**Entries from a data source:**
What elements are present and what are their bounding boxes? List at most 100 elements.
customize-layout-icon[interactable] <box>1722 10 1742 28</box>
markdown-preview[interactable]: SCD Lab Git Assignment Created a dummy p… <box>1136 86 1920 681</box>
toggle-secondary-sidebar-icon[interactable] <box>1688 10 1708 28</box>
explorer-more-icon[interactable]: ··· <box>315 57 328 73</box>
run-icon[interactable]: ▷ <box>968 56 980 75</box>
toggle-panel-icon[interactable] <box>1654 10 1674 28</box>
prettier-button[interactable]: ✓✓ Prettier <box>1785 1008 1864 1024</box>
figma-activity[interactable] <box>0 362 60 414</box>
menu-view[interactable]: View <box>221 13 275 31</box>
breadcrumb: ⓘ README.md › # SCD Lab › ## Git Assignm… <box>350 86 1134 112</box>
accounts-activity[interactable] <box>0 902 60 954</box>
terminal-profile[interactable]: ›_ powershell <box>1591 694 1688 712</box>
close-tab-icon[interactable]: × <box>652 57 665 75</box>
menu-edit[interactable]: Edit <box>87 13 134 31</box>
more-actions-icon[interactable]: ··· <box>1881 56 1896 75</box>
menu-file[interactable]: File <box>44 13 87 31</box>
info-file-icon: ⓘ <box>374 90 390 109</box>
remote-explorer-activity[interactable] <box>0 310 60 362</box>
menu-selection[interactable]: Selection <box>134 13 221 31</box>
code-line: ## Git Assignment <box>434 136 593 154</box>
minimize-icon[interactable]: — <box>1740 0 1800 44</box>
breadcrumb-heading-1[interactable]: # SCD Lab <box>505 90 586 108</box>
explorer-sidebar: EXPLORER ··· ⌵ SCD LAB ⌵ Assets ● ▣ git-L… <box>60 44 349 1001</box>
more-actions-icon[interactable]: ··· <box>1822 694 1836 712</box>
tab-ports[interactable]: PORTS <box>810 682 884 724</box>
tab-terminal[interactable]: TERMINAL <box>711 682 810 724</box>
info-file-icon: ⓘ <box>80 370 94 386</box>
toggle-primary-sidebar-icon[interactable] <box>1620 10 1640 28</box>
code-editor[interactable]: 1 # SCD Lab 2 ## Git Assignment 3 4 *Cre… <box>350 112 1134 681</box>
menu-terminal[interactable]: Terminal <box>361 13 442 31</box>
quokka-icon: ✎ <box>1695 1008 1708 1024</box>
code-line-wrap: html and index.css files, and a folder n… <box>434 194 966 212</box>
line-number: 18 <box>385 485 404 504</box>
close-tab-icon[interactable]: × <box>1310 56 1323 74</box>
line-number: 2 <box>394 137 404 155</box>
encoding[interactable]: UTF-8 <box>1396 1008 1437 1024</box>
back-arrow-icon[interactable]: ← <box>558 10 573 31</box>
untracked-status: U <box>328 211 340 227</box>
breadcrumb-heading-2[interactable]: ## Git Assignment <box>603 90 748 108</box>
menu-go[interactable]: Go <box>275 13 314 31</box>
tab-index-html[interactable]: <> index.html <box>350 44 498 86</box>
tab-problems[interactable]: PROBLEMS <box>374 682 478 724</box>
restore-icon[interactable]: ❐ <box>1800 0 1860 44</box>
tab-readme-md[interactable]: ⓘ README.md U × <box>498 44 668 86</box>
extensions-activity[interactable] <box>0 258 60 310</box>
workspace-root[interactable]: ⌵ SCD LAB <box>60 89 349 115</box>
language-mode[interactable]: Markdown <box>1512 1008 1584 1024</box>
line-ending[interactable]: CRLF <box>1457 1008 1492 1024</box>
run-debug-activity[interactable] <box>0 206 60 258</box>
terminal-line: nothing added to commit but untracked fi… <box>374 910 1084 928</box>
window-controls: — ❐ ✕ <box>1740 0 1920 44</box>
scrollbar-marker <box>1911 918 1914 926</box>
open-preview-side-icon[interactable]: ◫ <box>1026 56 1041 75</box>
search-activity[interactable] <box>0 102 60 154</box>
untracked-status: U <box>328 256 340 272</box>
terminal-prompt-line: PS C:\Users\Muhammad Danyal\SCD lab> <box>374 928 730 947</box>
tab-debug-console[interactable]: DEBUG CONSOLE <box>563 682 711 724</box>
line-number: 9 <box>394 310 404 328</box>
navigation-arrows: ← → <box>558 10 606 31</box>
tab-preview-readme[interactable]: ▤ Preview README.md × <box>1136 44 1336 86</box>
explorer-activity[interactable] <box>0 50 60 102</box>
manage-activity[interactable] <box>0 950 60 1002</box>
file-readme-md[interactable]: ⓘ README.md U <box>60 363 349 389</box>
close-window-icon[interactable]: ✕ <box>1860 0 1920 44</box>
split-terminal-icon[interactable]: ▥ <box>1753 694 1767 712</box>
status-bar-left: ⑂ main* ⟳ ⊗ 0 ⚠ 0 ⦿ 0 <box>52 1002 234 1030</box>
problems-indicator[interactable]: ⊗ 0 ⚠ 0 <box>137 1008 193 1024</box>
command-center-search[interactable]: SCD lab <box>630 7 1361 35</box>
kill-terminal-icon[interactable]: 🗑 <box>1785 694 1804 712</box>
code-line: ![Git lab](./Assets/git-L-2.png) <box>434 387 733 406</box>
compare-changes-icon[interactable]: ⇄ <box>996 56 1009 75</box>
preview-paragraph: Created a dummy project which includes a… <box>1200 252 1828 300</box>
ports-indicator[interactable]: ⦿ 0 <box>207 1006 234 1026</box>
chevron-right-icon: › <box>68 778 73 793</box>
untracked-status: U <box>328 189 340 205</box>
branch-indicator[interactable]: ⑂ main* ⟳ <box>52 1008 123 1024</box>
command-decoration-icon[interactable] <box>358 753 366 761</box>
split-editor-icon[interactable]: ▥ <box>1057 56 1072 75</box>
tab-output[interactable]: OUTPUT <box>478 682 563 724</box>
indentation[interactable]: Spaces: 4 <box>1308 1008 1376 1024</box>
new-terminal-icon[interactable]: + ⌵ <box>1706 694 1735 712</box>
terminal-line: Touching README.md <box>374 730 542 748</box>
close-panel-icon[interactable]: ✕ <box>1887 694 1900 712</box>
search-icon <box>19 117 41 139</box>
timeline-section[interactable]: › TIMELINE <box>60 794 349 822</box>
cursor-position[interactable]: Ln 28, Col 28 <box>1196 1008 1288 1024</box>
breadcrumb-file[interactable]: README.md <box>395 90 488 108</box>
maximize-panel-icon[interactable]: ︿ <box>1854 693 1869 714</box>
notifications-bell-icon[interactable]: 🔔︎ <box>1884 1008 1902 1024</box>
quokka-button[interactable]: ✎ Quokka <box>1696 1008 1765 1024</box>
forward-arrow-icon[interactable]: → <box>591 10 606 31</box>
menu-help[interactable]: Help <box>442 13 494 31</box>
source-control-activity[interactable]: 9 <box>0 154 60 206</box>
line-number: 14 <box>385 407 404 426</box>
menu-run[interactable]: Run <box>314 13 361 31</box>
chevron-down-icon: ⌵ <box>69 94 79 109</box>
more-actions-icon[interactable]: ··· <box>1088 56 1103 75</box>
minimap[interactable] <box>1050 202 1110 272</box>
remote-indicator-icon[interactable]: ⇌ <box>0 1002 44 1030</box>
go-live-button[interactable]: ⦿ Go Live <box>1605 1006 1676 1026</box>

**Short problem:**
Set out every line of the listing above as a Markdown table with the columns "Row" and "Line". Number the rows in order and leave out blank lines.

**Reply to the task:**
| Row | Line |
|---|---|
| 1 | What elements are present and what are their bounding boxes? List at most 100 elements. |
| 2 | customize-layout-icon[interactable] <box>1722 10 1742 28</box> |
| 3 | markdown-preview[interactable]: SCD Lab Git Assignment Created a dummy p… <box>1136 86 1920 681</box> |
| 4 | toggle-secondary-sidebar-icon[interactable] <box>1688 10 1708 28</box> |
| 5 | explorer-more-icon[interactable]: ··· <box>315 57 328 73</box> |
| 6 | run-icon[interactable]: ▷ <box>968 56 980 75</box> |
| 7 | toggle-panel-icon[interactable] <box>1654 10 1674 28</box> |
| 8 | prettier-button[interactable]: ✓✓ Prettier <box>1785 1008 1864 1024</box> |
| 9 | figma-activity[interactable] <box>0 362 60 414</box> |
| 10 | menu-view[interactable]: View <box>221 13 275 31</box> |
| 11 | breadcrumb: ⓘ README.md › # SCD Lab › ## Git Assignm… <box>350 86 1134 112</box> |
| 12 | accounts-activity[interactable] <box>0 902 60 954</box> |
| 13 | terminal-profile[interactable]: ›_ powershell <box>1591 694 1688 712</box> |
| 14 | close-tab-icon[interactable]: × <box>652 57 665 75</box> |
| 15 | menu-edit[interactable]: Edit <box>87 13 134 31</box> |
| 16 | more-actions-icon[interactable]: ··· <box>1881 56 1896 75</box> |
| 17 | menu-file[interactable]: File <box>44 13 87 31</box> |
| 18 | info-file-icon: ⓘ <box>374 90 390 109</box> |
| 19 | remote-explorer-activity[interactable] <box>0 310 60 362</box> |
| 20 | menu-selection[interactable]: Selection <box>134 13 221 31</box> |
| 21 | code-line: ## Git Assignment <box>434 136 593 154</box> |
| 22 | minimize-icon[interactable]: — <box>1740 0 1800 44</box> |
| 23 | breadcrumb-heading-1[interactable]: # SCD Lab <box>505 90 586 108</box> |
| 24 | explorer-sidebar: EXPLORER ··· ⌵ SCD LAB ⌵ Assets ● ▣ git-L… <box>60 44 349 1001</box> |
| 25 | more-actions-icon[interactable]: ··· <box>1822 694 1836 712</box> |
| 26 | tab-ports[interactable]: PORTS <box>810 682 884 724</box> |
| 27 | tab-terminal[interactable]: TERMINAL <box>711 682 810 724</box> |
| 28 | info-file-icon: ⓘ <box>80 370 94 386</box> |
| 29 | toggle-primary-sidebar-icon[interactable] <box>1620 10 1640 28</box> |
| 30 | code-editor[interactable]: 1 # SCD Lab 2 ## Git Assignment 3 4 *Cre… <box>350 112 1134 681</box> |
| 31 | menu-terminal[interactable]: Terminal <box>361 13 442 31</box> |
| 32 | quokka-icon: ✎ <box>1695 1008 1708 1024</box> |
| 33 | code-line-wrap: html and index.css files, and a folder n… <box>434 194 966 212</box> |
| 34 | line-number: 18 <box>385 485 404 504</box> |
| 35 | close-tab-icon[interactable]: × <box>1310 56 1323 74</box> |
| 36 | line-number: 2 <box>394 137 404 155</box> |
| 37 | encoding[interactable]: UTF-8 <box>1396 1008 1437 1024</box> |
| 38 | back-arrow-icon[interactable]: ← <box>558 10 573 31</box> |
| 39 | untracked-status: U <box>328 211 340 227</box> |
| 40 | breadcrumb-heading-2[interactable]: ## Git Assignment <box>603 90 748 108</box> |
| 41 | menu-go[interactable]: Go <box>275 13 314 31</box> |
| 42 | tab-index-html[interactable]: <> index.html <box>350 44 498 86</box> |
| 43 | tab-problems[interactable]: PROBLEMS <box>374 682 478 724</box> |
| 44 | restore-icon[interactable]: ❐ <box>1800 0 1860 44</box> |
| 45 | tab-readme-md[interactable]: ⓘ README.md U × <box>498 44 668 86</box> |
| 46 | extensions-activity[interactable] <box>0 258 60 310</box> |
| 47 | workspace-root[interactable]: ⌵ SCD LAB <box>60 89 349 115</box> |
| 48 | language-mode[interactable]: Markdown <box>1512 1008 1584 1024</box> |
| 49 | line-ending[interactable]: CRLF <box>1457 1008 1492 1024</box> |
| 50 | run-debug-activity[interactable] <box>0 206 60 258</box> |
| 51 | terminal-line: nothing added to commit but untracked fi… <box>374 910 1084 928</box> |
| 52 | window-controls: — ❐ ✕ <box>1740 0 1920 44</box> |
| 53 | scrollbar-marker <box>1911 918 1914 926</box> |
| 54 | open-preview-side-icon[interactable]: ◫ <box>1026 56 1041 75</box> |
| 55 | search-activity[interactable] <box>0 102 60 154</box> |
| 56 | untracked-status: U <box>328 256 340 272</box> |
| 57 | terminal-prompt-line: PS C:\Users\Muhammad Danyal\SCD lab> <box>374 928 730 947</box> |
| 58 | tab-debug-console[interactable]: DEBUG CONSOLE <box>563 682 711 724</box> |
| 59 | line-number: 9 <box>394 310 404 328</box> |
| 60 | navigation-arrows: ← → <box>558 10 606 31</box> |
| 61 | tab-preview-readme[interactable]: ▤ Preview README.md × <box>1136 44 1336 86</box> |
| 62 | explorer-activity[interactable] <box>0 50 60 102</box> |
| 63 | manage-activity[interactable] <box>0 950 60 1002</box> |
| 64 | file-readme-md[interactable]: ⓘ README.md U <box>60 363 349 389</box> |
| 65 | close-window-icon[interactable]: ✕ <box>1860 0 1920 44</box> |
| 66 | split-terminal-icon[interactable]: ▥ <box>1753 694 1767 712</box> |
| 67 | status-bar-left: ⑂ main* ⟳ ⊗ 0 ⚠ 0 ⦿ 0 <box>52 1002 234 1030</box> |
| 68 | problems-indicator[interactable]: ⊗ 0 ⚠ 0 <box>137 1008 193 1024</box> |
| 69 | command-center-search[interactable]: SCD lab <box>630 7 1361 35</box> |
| 70 | kill-terminal-icon[interactable]: 🗑 <box>1785 694 1804 712</box> |
| 71 | code-line: ![Git lab](./Assets/git-L-2.png) <box>434 387 733 406</box> |
| 72 | compare-changes-icon[interactable]: ⇄ <box>996 56 1009 75</box> |
| 73 | preview-paragraph: Created a dummy project which includes a… <box>1200 252 1828 300</box> |
| 74 | ports-indicator[interactable]: ⦿ 0 <box>207 1006 234 1026</box> |
| 75 | chevron-right-icon: › <box>68 778 73 793</box> |
| 76 | untracked-status: U <box>328 189 340 205</box> |
| 77 | branch-indicator[interactable]: ⑂ main* ⟳ <box>52 1008 123 1024</box> |
| 78 | command-decoration-icon[interactable] <box>358 753 366 761</box> |
| 79 | split-editor-icon[interactable]: ▥ <box>1057 56 1072 75</box> |
| 80 | tab-output[interactable]: OUTPUT <box>478 682 563 724</box> |
| 81 | indentation[interactable]: Spaces: 4 <box>1308 1008 1376 1024</box> |
| 82 | new-terminal-icon[interactable]: + ⌵ <box>1706 694 1735 712</box> |
| 83 | terminal-line: Touching README.md <box>374 730 542 748</box> |
| 84 | close-panel-icon[interactable]: ✕ <box>1887 694 1900 712</box> |
| 85 | search-icon <box>19 117 41 139</box> |
| 86 | timeline-section[interactable]: › TIMELINE <box>60 794 349 822</box> |
| 87 | cursor-position[interactable]: Ln 28, Col 28 <box>1196 1008 1288 1024</box> |
| 88 | breadcrumb-file[interactable]: README.md <box>395 90 488 108</box> |
| 89 | maximize-panel-icon[interactable]: ︿ <box>1854 693 1869 714</box> |
| 90 | notifications-bell-icon[interactable]: 🔔︎ <box>1884 1008 1902 1024</box> |
| 91 | quokka-button[interactable]: ✎ Quokka <box>1696 1008 1765 1024</box> |
| 92 | forward-arrow-icon[interactable]: → <box>591 10 606 31</box> |
| 93 | menu-help[interactable]: Help <box>442 13 494 31</box> |
| 94 | source-control-activity[interactable]: 9 <box>0 154 60 206</box> |
| 95 | line-number: 14 <box>385 407 404 426</box> |
| 96 | menu-run[interactable]: Run <box>314 13 361 31</box> |
| 97 | chevron-down-icon: ⌵ <box>69 94 79 109</box> |
| 98 | more-actions-icon[interactable]: ··· <box>1088 56 1103 75</box> |
| 99 | minimap[interactable] <box>1050 202 1110 272</box> |
| 100 | remote-indicator-icon[interactable]: ⇌ <box>0 1002 44 1030</box> |
| 101 | go-live-button[interactable]: ⦿ Go Live <box>1605 1006 1676 1026</box> |